====== Input rows ======
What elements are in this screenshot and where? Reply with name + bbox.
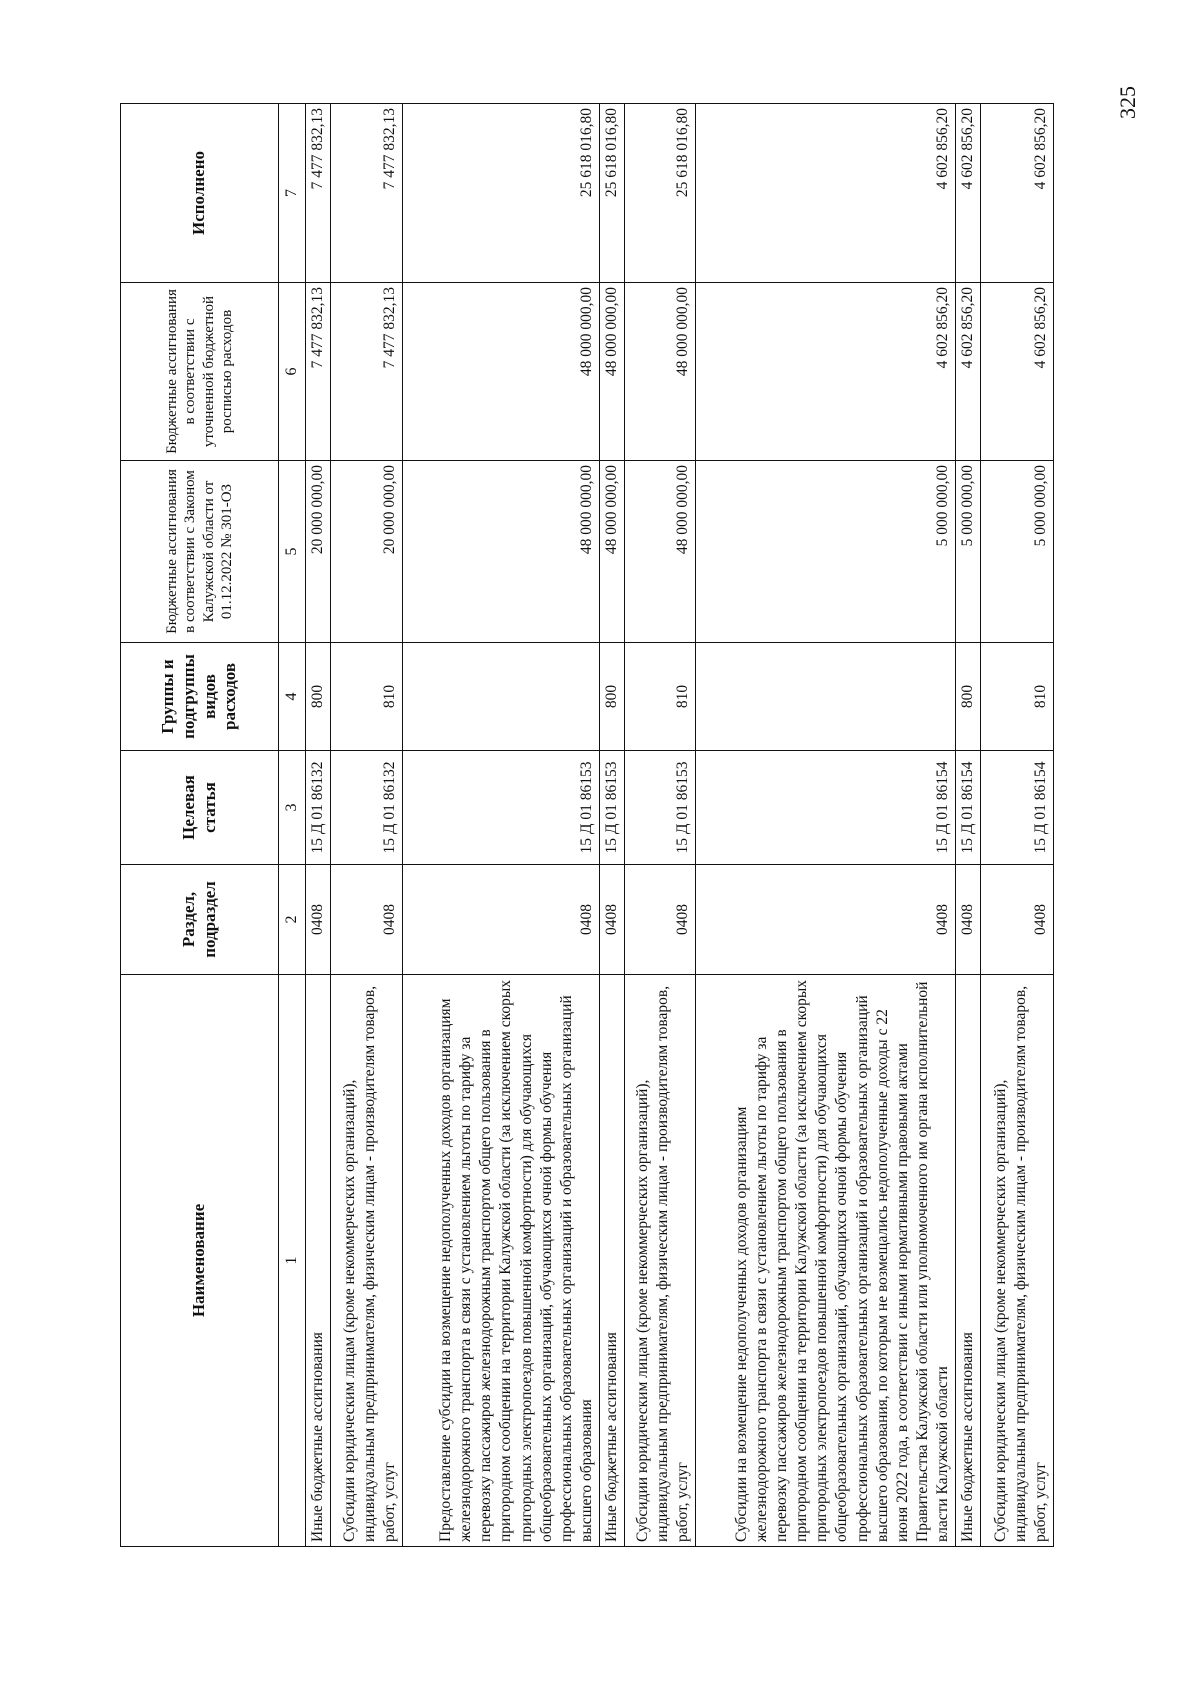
table-row — [981, 104, 1054, 1547]
row-group: 810 — [625, 643, 696, 751]
row-refined-amount: 48 000 000,00 — [600, 283, 625, 461]
row-article: 15 Д 01 86153 — [600, 751, 625, 865]
row-section: 0408 — [600, 865, 625, 975]
row-name: Иные бюджетные ассигнования — [306, 975, 331, 1547]
row-executed-amount: 7 477 832,13 — [331, 104, 403, 283]
row-group: 800 — [956, 643, 981, 751]
row-group: 810 — [981, 643, 1054, 751]
row-executed-amount: 4 602 856,20 — [956, 104, 981, 283]
header-law-allocations: Бюджетные ассигнования в соответствии с Законом Калужской области от 01.12.2022 № 301-ОЗ — [121, 461, 279, 643]
row-section: 0408 — [956, 865, 981, 975]
row-refined-amount: 48 000 000,00 — [403, 283, 600, 461]
column-number: 2 — [279, 865, 306, 975]
row-article: 15 Д 01 86154 — [981, 751, 1054, 865]
table-row — [306, 104, 331, 1547]
row-executed-amount: 4 602 856,20 — [981, 104, 1054, 283]
row-refined-amount: 7 477 832,13 — [331, 283, 403, 461]
budget-table — [120, 103, 1054, 1547]
row-section: 0408 — [696, 865, 956, 975]
row-refined-amount: 48 000 000,00 — [625, 283, 696, 461]
header-article: Целевая статья — [121, 751, 279, 865]
row-group: 800 — [600, 643, 625, 751]
row-refined-amount: 7 477 832,13 — [306, 283, 331, 461]
row-executed-amount: 25 618 016,80 — [403, 104, 600, 283]
table-row — [600, 104, 625, 1547]
page-number: 325 — [1115, 86, 1140, 119]
row-section: 0408 — [306, 865, 331, 975]
row-name: Иные бюджетные ассигнования — [956, 975, 981, 1547]
row-law-amount: 5 000 000,00 — [956, 461, 981, 643]
column-number: 7 — [279, 104, 306, 283]
row-law-amount: 48 000 000,00 — [600, 461, 625, 643]
row-group — [403, 643, 600, 751]
table-row — [956, 104, 981, 1547]
column-number: 5 — [279, 461, 306, 643]
row-law-amount: 48 000 000,00 — [625, 461, 696, 643]
row-article: 15 Д 01 86132 — [331, 751, 403, 865]
header-executed: Исполнено — [121, 104, 279, 283]
row-executed-amount: 4 602 856,20 — [696, 104, 956, 283]
row-refined-amount: 4 602 856,20 — [956, 283, 981, 461]
row-section: 0408 — [403, 865, 600, 975]
column-number: 1 — [279, 975, 306, 1547]
table-row — [625, 104, 696, 1547]
row-executed-amount: 25 618 016,80 — [600, 104, 625, 283]
column-number: 3 — [279, 751, 306, 865]
column-number: 6 — [279, 283, 306, 461]
header-refined-allocations: Бюджетные ассигнования в соответствии с уточненной бюджетной росписью расходов — [121, 283, 279, 461]
row-group: 800 — [306, 643, 331, 751]
row-group: 810 — [331, 643, 403, 751]
header-section: Раздел, подраздел — [121, 865, 279, 975]
row-name: Субсидии юридическим лицам (кроме некоммерческих организаций), индивидуальным предпринимателям, физическим лицам - производителям товаров, работ, услуг — [981, 975, 1054, 1547]
row-section: 0408 — [625, 865, 696, 975]
row-refined-amount: 4 602 856,20 — [981, 283, 1054, 461]
row-executed-amount: 25 618 016,80 — [625, 104, 696, 283]
row-law-amount: 20 000 000,00 — [306, 461, 331, 643]
row-section: 0408 — [331, 865, 403, 975]
table-row — [696, 104, 956, 1547]
row-name: Иные бюджетные ассигнования — [600, 975, 625, 1547]
header-groups: Группы и подгруппы видов расходов — [121, 643, 279, 751]
row-article: 15 Д 01 86154 — [696, 751, 956, 865]
row-article: 15 Д 01 86153 — [625, 751, 696, 865]
row-name: Субсидии юридическим лицам (кроме некоммерческих организаций), индивидуальным предпринимателям, физическим лицам - производителям товаров, работ, услуг — [625, 975, 696, 1547]
row-law-amount: 48 000 000,00 — [403, 461, 600, 643]
header-name: Наименование — [121, 975, 279, 1547]
table-row — [331, 104, 403, 1547]
column-number-row — [279, 104, 306, 1547]
row-name: Субсидии на возмещение недополученных доходов организациям железнодорожного транспорта в связи с установлением льготы по тарифу за перевозку пассажиров железнодорожным транспортом общего пользования в пригородном сообщении на территории Калужской области (за исключением скорых пригородных электропоездов повышенной комфортности) для обучающихся общеобразовательных организаций, обучающихся очной формы обучения профессиональных образовательных организаций и образовательных организаций высшего образования, по которым не возмещались недополученные доходы с 22 июня 2022 года, в соответствии с иными нормативными правовыми актами Правительства Калужской области или уполномоченного им органа исполнительной власти Калужской области — [696, 975, 956, 1547]
row-article: 15 Д 01 86132 — [306, 751, 331, 865]
row-law-amount: 20 000 000,00 — [331, 461, 403, 643]
row-refined-amount: 4 602 856,20 — [696, 283, 956, 461]
row-group — [696, 643, 956, 751]
column-number: 4 — [279, 643, 306, 751]
row-name: Субсидии юридическим лицам (кроме некоммерческих организаций), индивидуальным предпринимателям, физическим лицам - производителям товаров, работ, услуг — [331, 975, 403, 1547]
table-row — [403, 104, 600, 1547]
row-section: 0408 — [981, 865, 1054, 975]
header-row — [121, 104, 279, 1547]
row-name: Предоставление субсидии на возмещение недополученных доходов организациям железнодорожного транспорта в связи с установлением льготы по тарифу за перевозку пассажиров железнодорожным транспортом общего пользования в пригородном сообщении на территории Калужской области (за исключением скорых пригородных электропоездов повышенной комфортности) для обучающихся общеобразовательных организаций, обучающихся очной формы обучения профессиональных образовательных организаций и образовательных организаций высшего образования — [403, 975, 600, 1547]
row-law-amount: 5 000 000,00 — [696, 461, 956, 643]
row-article: 15 Д 01 86154 — [956, 751, 981, 865]
row-article: 15 Д 01 86153 — [403, 751, 600, 865]
row-law-amount: 5 000 000,00 — [981, 461, 1054, 643]
row-executed-amount: 7 477 832,13 — [306, 104, 331, 283]
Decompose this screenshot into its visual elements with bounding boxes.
======
◆ **Given exercise**: List every line in the records above that contains the word "Иные", treating uppercase and lowercase as different.

◆ **Solution to this problem**:
row-name: Иные бюджетные ассигнования — [306, 975, 331, 1547]
row-name: Иные бюджетные ассигнования — [956, 975, 981, 1547]
row-name: Иные бюджетные ассигнования — [600, 975, 625, 1547]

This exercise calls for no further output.